■ TO DO
State the number of lines, and only that number, in which the word "background" appears.

╔══

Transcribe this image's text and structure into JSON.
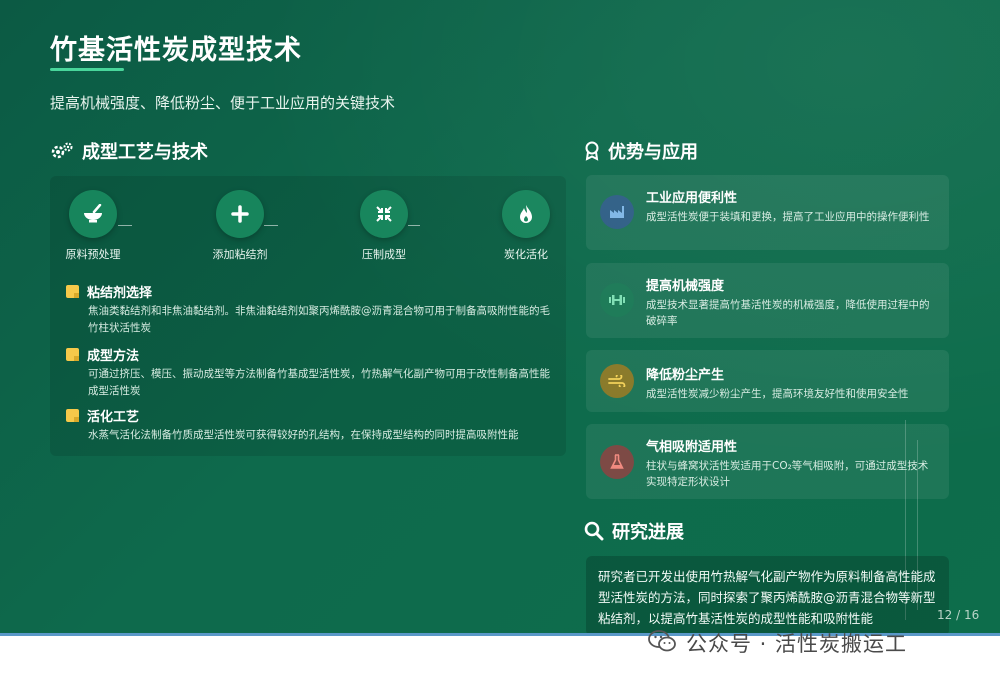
{
  "header": {
    "title": "竹基活性炭成型技术",
    "subtitle": "提高机械强度、降低粉尘、便于工业应用的关键技术"
  },
  "left_section": {
    "heading": "成型工艺与技术",
    "heading_icon": "gears-icon",
    "steps": [
      {
        "label": "原料预处理",
        "icon": "mortar-icon"
      },
      {
        "label": "添加粘结剂",
        "icon": "plus-icon"
      },
      {
        "label": "压制成型",
        "icon": "compress-icon"
      },
      {
        "label": "炭化活化",
        "icon": "fire-icon"
      }
    ],
    "items": [
      {
        "title": "粘结剂选择",
        "body": "焦油类黏结剂和非焦油黏结剂。非焦油黏结剂如聚丙烯酰胺@沥青混合物可用于制备高吸附性能的毛竹柱状活性炭"
      },
      {
        "title": "成型方法",
        "body": "可通过挤压、模压、振动成型等方法制备竹基成型活性炭，竹热解气化副产物可用于改性制备高性能成型活性炭"
      },
      {
        "title": "活化工艺",
        "body": "水蒸气活化法制备竹质成型活性炭可获得较好的孔结构，在保持成型结构的同时提高吸附性能"
      }
    ]
  },
  "right_section": {
    "heading": "优势与应用",
    "heading_icon": "award-icon",
    "cards": [
      {
        "title": "工业应用便利性",
        "desc": "成型活性炭便于装填和更换，提高了工业应用中的操作便利性",
        "icon": "factory-icon",
        "color": "#3b82c4"
      },
      {
        "title": "提高机械强度",
        "desc": "成型技术显著提高竹基活性炭的机械强度，降低使用过程中的破碎率",
        "icon": "dumbbell-icon",
        "color": "#1f9a6a"
      },
      {
        "title": "降低粉尘产生",
        "desc": "成型活性炭减少粉尘产生，提高环境友好性和使用安全性",
        "icon": "wind-icon",
        "color": "#c9a62a"
      },
      {
        "title": "气相吸附适用性",
        "desc": "柱状与蜂窝状活性炭适用于CO₂等气相吸附，可通过成型技术实现特定形状设计",
        "icon": "flask-icon",
        "color": "#c0504d"
      }
    ]
  },
  "research": {
    "heading": "研究进展",
    "heading_icon": "search-icon",
    "text": "研究者已开发出使用竹热解气化副产物作为原料制备高性能成型活性炭的方法，同时探索了聚丙烯酰胺@沥青混合物等新型粘结剂，以提高竹基活性炭的成型性能和吸附性能"
  },
  "page_number": "12 / 16",
  "watermark": {
    "text": "公众号 · 活性炭搬运工",
    "icon": "wechat-icon"
  },
  "colors": {
    "background": "#0e6a4c",
    "accent": "#49d69b",
    "note": "#f6c94a"
  }
}
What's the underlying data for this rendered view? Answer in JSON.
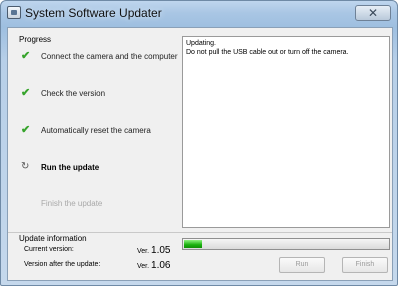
{
  "window": {
    "title": "System Software Updater",
    "close_glyph": "✕"
  },
  "progress": {
    "heading": "Progress",
    "steps": [
      {
        "label": "Connect the camera and the computer",
        "state": "done",
        "icon": "check-icon"
      },
      {
        "label": "Check the version",
        "state": "done",
        "icon": "check-icon"
      },
      {
        "label": "Automatically reset the camera",
        "state": "done",
        "icon": "check-icon"
      },
      {
        "label": "Run the update",
        "state": "active",
        "icon": "refresh-icon"
      },
      {
        "label": "Finish the update",
        "state": "disabled",
        "icon": ""
      }
    ],
    "check_glyph": "✔",
    "spin_glyph": "↻"
  },
  "log": {
    "lines": [
      "Updating.",
      "Do not pull the USB cable out or turn off the camera."
    ]
  },
  "update_info": {
    "heading": "Update information",
    "current_label": "Current version:",
    "current_prefix": "Ver.",
    "current_value": "1.05",
    "after_label": "Version after the update:",
    "after_prefix": "Ver.",
    "after_value": "1.06"
  },
  "progress_bar": {
    "fraction": 0.09,
    "color": "#19b10d"
  },
  "buttons": {
    "run_label": "Run",
    "finish_label": "Finish"
  }
}
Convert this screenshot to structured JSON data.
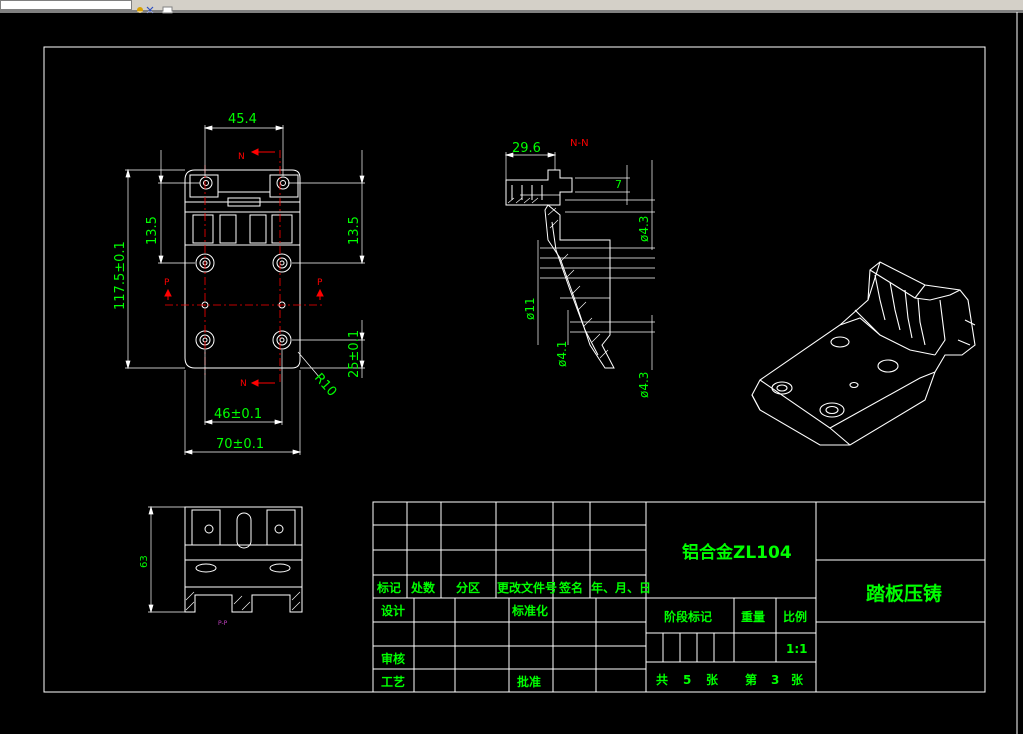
{
  "window": {
    "toolbar_icons": [
      "pan-icon",
      "zoom-icon"
    ]
  },
  "colors": {
    "background": "#000000",
    "line": "#ffffff",
    "dimension": "#00ff00",
    "title_text": "#00ff00",
    "section_mark": "#ff0000",
    "center_line": "#ff0000"
  },
  "front_view": {
    "dims": {
      "top_width": "45.4",
      "total_height": "117.5±0.1",
      "left_offset": "13.5",
      "right_offset": "13.5",
      "bottom_offset": "25±0.1",
      "hole_spacing": "46±0.1",
      "total_width": "70±0.1",
      "radius": "R10"
    },
    "section_marks": {
      "n_top": "N",
      "n_bottom": "N",
      "p_left": "P",
      "p_right": "P"
    }
  },
  "section_view": {
    "title": "N-N",
    "dims": {
      "top_width": "29.6",
      "height_7": "7",
      "dia_43_upper": "ø4.3",
      "dia_11": "ø11",
      "dia_41": "ø4.1",
      "dia_43_lower": "ø4.3"
    }
  },
  "bottom_view": {
    "height": "63",
    "label": "P-P"
  },
  "title_block": {
    "material": "铝合金ZL104",
    "part_name": "踏板压铸",
    "headers": [
      "标记",
      "处数",
      "分区",
      "更改文件号",
      "签名",
      "年、月、日"
    ],
    "rows": {
      "design": "设计",
      "standardize": "标准化",
      "review": "审核",
      "process": "工艺",
      "approve": "批准"
    },
    "stage_mark": "阶段标记",
    "weight": "重量",
    "scale_label": "比例",
    "scale_value": "1:1",
    "sheet_total_prefix": "共",
    "sheet_total": "5",
    "sheet_unit": "张",
    "sheet_no_prefix": "第",
    "sheet_no": "3",
    "sheet_no_unit": "张"
  }
}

╚══

■ SOLUTION TO THIS EXERCISE
2